GIVEN REQUEST >>
Rewrite the listing from the line with "372, 819, 416]" to the line with "brand-credit: Business Model", changing "bar-value-label" to "value-tag" and leaving everything else the same.
[BEGIN INFORMATION SUPPLIED]
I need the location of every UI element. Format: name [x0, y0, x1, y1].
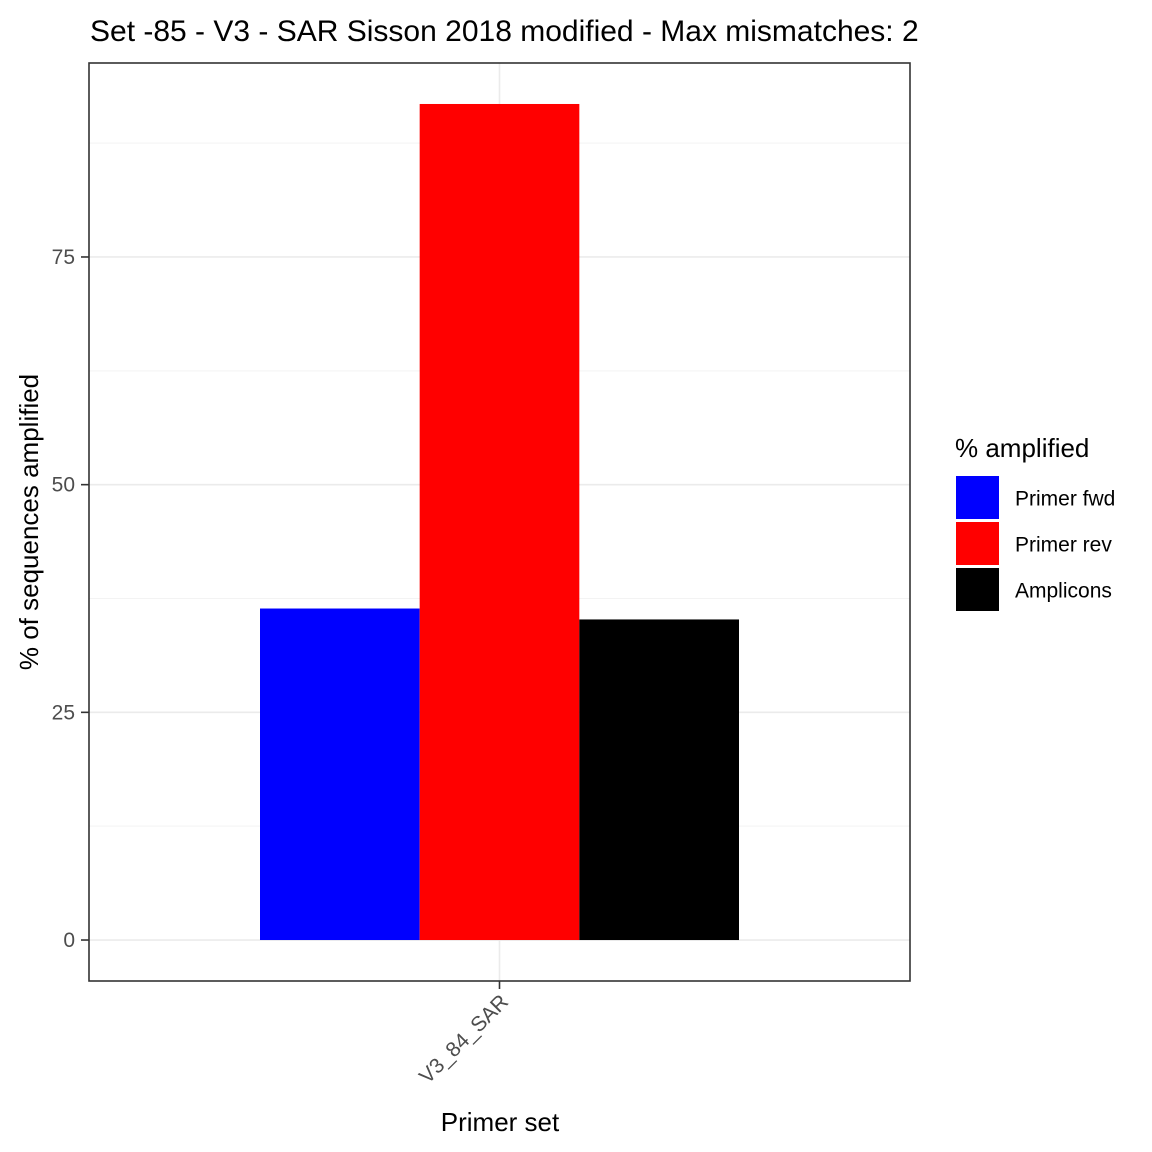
legend: % amplified Primer fwd Primer rev Amplicon…: [955, 433, 1115, 611]
y-tick-label: 75: [52, 246, 75, 269]
bars: [260, 103, 739, 941]
legend-label: Primer rev: [1015, 534, 1112, 557]
y-tick-label: 25: [52, 701, 75, 724]
legend-label: Primer fwd: [1015, 488, 1115, 511]
bar-amplicons: [579, 619, 739, 941]
legend-items: Primer fwd Primer rev Amplicons: [956, 476, 1115, 611]
x-tick-label: V3_84_SAR: [415, 990, 513, 1088]
chart-title: Set -85 - V3 - SAR Sisson 2018 modified …: [90, 15, 919, 48]
legend-key: [956, 568, 999, 611]
legend-key: [956, 476, 999, 519]
y-tick-label: 50: [52, 474, 75, 497]
y-axis-title: % of sequences amplified: [14, 374, 44, 670]
y-axis: 0 25 50 75: [52, 246, 89, 952]
x-axis: V3_84_SAR: [415, 981, 513, 1088]
legend-key: [956, 522, 999, 565]
plot-panel: [88, 62, 911, 982]
legend-label: Amplicons: [1015, 580, 1112, 603]
legend-title: % amplified: [955, 433, 1089, 463]
y-tick-label: 0: [63, 929, 75, 952]
bar-primer-fwd: [260, 608, 420, 941]
bar-primer-rev: [419, 103, 580, 941]
x-axis-title: Primer set: [441, 1107, 560, 1137]
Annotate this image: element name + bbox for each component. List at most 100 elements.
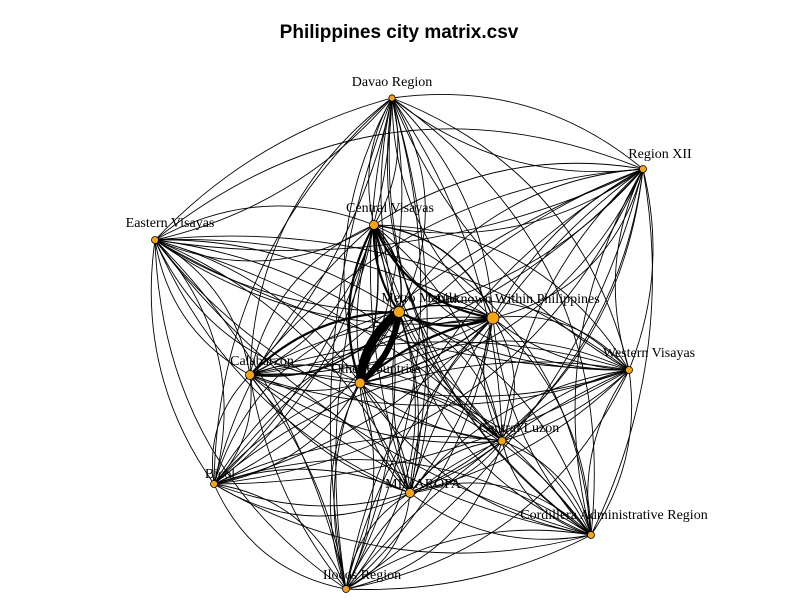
edge-centvis-unknown-1 (373, 224, 494, 319)
edge-calabarzon-bicol-0 (212, 374, 251, 485)
edge-metro-centluzon-1 (398, 311, 503, 442)
edge-unknown-mimaropa-0 (409, 317, 494, 494)
edge-calabarzon-centluzon-1 (249, 363, 503, 442)
edge-region12-centvis-0 (373, 162, 644, 226)
edge-region12-other-1 (359, 168, 644, 384)
edge-davao-centluzon-1 (391, 97, 503, 442)
edge-other-car-1 (359, 382, 592, 536)
edge-centvis-calabarzon-0 (249, 224, 375, 376)
node-centluzon (497, 436, 507, 446)
edge-davao-region12-0 (391, 97, 644, 173)
edge-centvis-bicol-0 (213, 224, 375, 485)
edge-centvis-westvis-1 (373, 224, 630, 371)
node-unknown (486, 311, 500, 325)
edge-metro-mimaropa-1 (398, 311, 419, 494)
edge-other-car-0 (359, 382, 592, 536)
edge-unknown-car-0 (492, 317, 592, 536)
edge-metro-calabarzon-0 (249, 310, 400, 376)
edge-unknown-westvis-1 (492, 315, 630, 371)
edge-westvis-centluzon-0 (501, 369, 630, 442)
node-metro (393, 306, 405, 318)
edge-davao-mimaropa-1 (391, 97, 428, 494)
edge-region12-ilocos-0 (345, 168, 644, 590)
edge-eastvis-unknown-0 (154, 239, 494, 325)
edge-other-bicol-1 (213, 382, 361, 485)
edge-unknown-other-0 (359, 316, 494, 384)
edge-mimaropa-car-0 (409, 492, 592, 540)
labels-layer: Davao Region Region XII Eastern Visayas Cen… (126, 75, 708, 583)
edge-other-mimaropa-0 (359, 382, 411, 494)
edge-davao-unknown-1 (391, 97, 494, 319)
edge-eastvis-calabarzon-0 (154, 239, 251, 376)
edge-metro-ilocos-1 (345, 311, 416, 590)
node-eastvis (151, 236, 159, 244)
edge-eastvis-centvis-1 (154, 205, 375, 241)
edge-region12-car-0 (574, 168, 644, 536)
edge-region12-centvis-1 (373, 168, 644, 234)
edge-centvis-car-1 (373, 224, 592, 536)
edge-centvis-westvis-0 (373, 224, 630, 371)
node-label-region12: Region XII (628, 147, 692, 162)
edge-region12-mimaropa-0 (409, 168, 644, 494)
node-label-eastvis: Eastern Visayas (126, 216, 215, 231)
edge-centluzon-car-0 (501, 440, 592, 536)
node-calabarzon (245, 370, 255, 380)
edge-bicol-ilocos-0 (213, 483, 347, 590)
edge-region12-bicol-0 (213, 168, 644, 485)
edge-calabarzon-car-1 (249, 373, 592, 536)
edge-westvis-car-1 (590, 369, 633, 536)
edge-unknown-ilocos-1 (345, 317, 494, 590)
edge-westvis-bicol-1 (213, 369, 630, 485)
edge-metro-car-1 (398, 311, 592, 536)
edge-eastvis-centvis-0 (154, 224, 375, 262)
edge-centluzon-mimaropa-0 (409, 440, 503, 494)
edge-davao-region12-1 (391, 93, 644, 170)
edge-region12-metro-0 (398, 168, 644, 313)
edge-westvis-car-0 (587, 369, 630, 536)
edge-region12-car-1 (590, 168, 653, 536)
edge-centvis-metro-0 (372, 224, 400, 313)
edge-eastvis-bicol-0 (150, 239, 215, 485)
edge-region12-westvis-1 (628, 168, 654, 371)
edge-mimaropa-ilocos-0 (345, 492, 411, 590)
edge-eastvis-metro-0 (154, 239, 400, 313)
edge-unknown-ilocos-0 (345, 317, 494, 590)
node-region12 (639, 165, 647, 173)
edge-westvis-calabarzon-0 (249, 341, 630, 376)
edge-other-ilocos-1 (345, 382, 375, 590)
edge-car-ilocos-1 (345, 534, 592, 590)
edge-davao-eastvis-0 (154, 97, 393, 241)
node-ilocos (342, 585, 350, 593)
edge-bicol-car-0 (213, 483, 592, 554)
edge-davao-metro-1 (391, 97, 426, 313)
edge-davao-westvis-1 (391, 97, 630, 371)
edge-calabarzon-ilocos-0 (249, 374, 347, 590)
edge-centvis-car-0 (373, 224, 592, 536)
edge-other-mimaropa-1 (359, 382, 411, 494)
edge-westvis-centluzon-1 (501, 369, 630, 442)
edge-centvis-ilocos-0 (335, 224, 375, 590)
node-label-unknown: Unknown Within Philippines (436, 292, 599, 307)
edge-eastvis-calabarzon-1 (154, 239, 251, 376)
edge-centluzon-bicol-0 (213, 436, 503, 485)
edge-eastvis-ilocos-0 (154, 239, 347, 590)
edge-davao-ilocos-0 (329, 97, 393, 590)
edge-davao-bicol-1 (213, 97, 393, 485)
edge-davao-mimaropa-0 (369, 97, 411, 494)
edge-eastvis-unknown-1 (154, 239, 494, 319)
edge-davao-car-1 (391, 97, 595, 536)
edge-westvis-ilocos-0 (345, 369, 630, 590)
edge-region12-calabarzon-1 (249, 168, 644, 376)
edge-eastvis-westvis-1 (154, 235, 630, 371)
edges-layer (150, 93, 654, 590)
edge-metro-bicol-1 (213, 311, 400, 485)
edge-unknown-centluzon-1 (492, 317, 515, 442)
node-label-calabarzon: Calabarzon (230, 354, 294, 369)
nodes-layer (151, 94, 647, 593)
edge-centvis-other-0 (347, 224, 375, 384)
edge-centluzon-mimaropa-1 (409, 440, 503, 494)
chart-title: Philippines city matrix.csv (279, 22, 519, 43)
edge-calabarzon-car-0 (249, 374, 592, 536)
node-label-centluzon: Central Luzon (479, 421, 559, 436)
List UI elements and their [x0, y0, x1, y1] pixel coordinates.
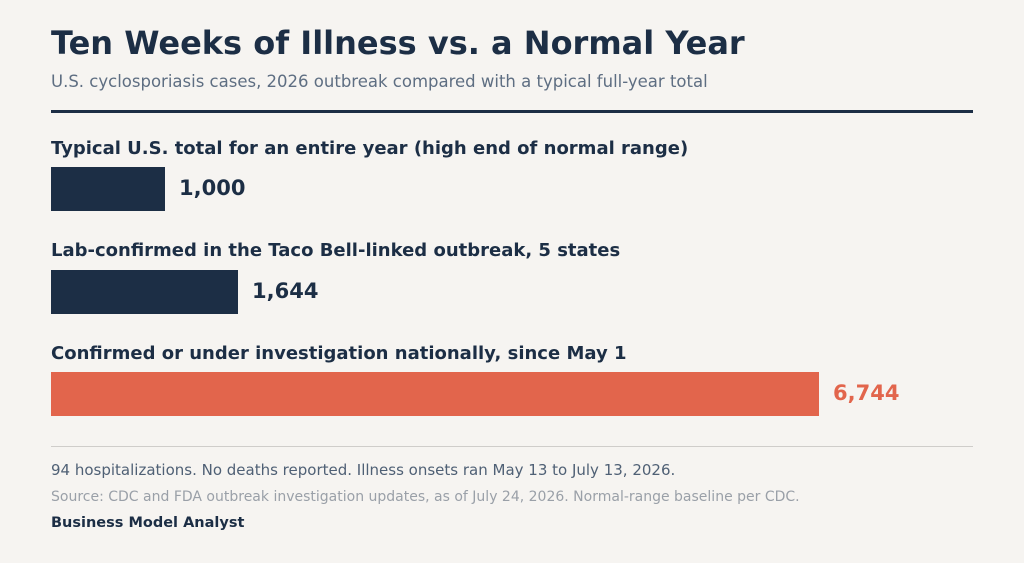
bar	[51, 372, 819, 416]
bar-category-label: Lab-confirmed in the Taco Bell-linked ou…	[51, 240, 621, 261]
bar-value-label: 6,744	[833, 381, 900, 405]
footer-divider	[51, 446, 973, 447]
bar-value-label: 1,644	[252, 279, 319, 303]
bar-value-label: 1,000	[179, 176, 246, 200]
bar	[51, 270, 238, 314]
chart-title: Ten Weeks of Illness vs. a Normal Year	[51, 24, 745, 62]
title-divider	[51, 110, 973, 113]
footer-note: 94 hospitalizations. No deaths reported.…	[51, 461, 676, 479]
bar-category-label: Typical U.S. total for an entire year (h…	[51, 138, 689, 159]
chart-subtitle: U.S. cyclosporiasis cases, 2026 outbreak…	[51, 72, 708, 91]
brand-credit: Business Model Analyst	[51, 515, 245, 531]
source-note: Source: CDC and FDA outbreak investigati…	[51, 489, 800, 505]
bar-category-label: Confirmed or under investigation nationa…	[51, 343, 627, 364]
bar	[51, 167, 165, 211]
chart-container: Ten Weeks of Illness vs. a Normal Year U…	[51, 0, 973, 563]
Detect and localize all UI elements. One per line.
[END INFORMATION SUPPLIED]
EXERCISE SOLUTION >>
bar	[51, 372, 819, 416]
bar-category-label: Lab-confirmed in the Taco Bell-linked ou…	[51, 240, 621, 261]
value-tag: 6,744	[833, 381, 900, 405]
footer-divider	[51, 446, 973, 447]
value-tag: 1,644	[252, 279, 319, 303]
value-tag: 1,000	[179, 176, 246, 200]
bar	[51, 270, 238, 314]
chart-title: Ten Weeks of Illness vs. a Normal Year	[51, 24, 745, 62]
title-divider	[51, 110, 973, 113]
footer-note: 94 hospitalizations. No deaths reported.…	[51, 461, 676, 479]
bar-category-label: Typical U.S. total for an entire year (h…	[51, 138, 689, 159]
chart-subtitle: U.S. cyclosporiasis cases, 2026 outbreak…	[51, 72, 708, 91]
brand-credit: Business Model Analyst	[51, 515, 245, 531]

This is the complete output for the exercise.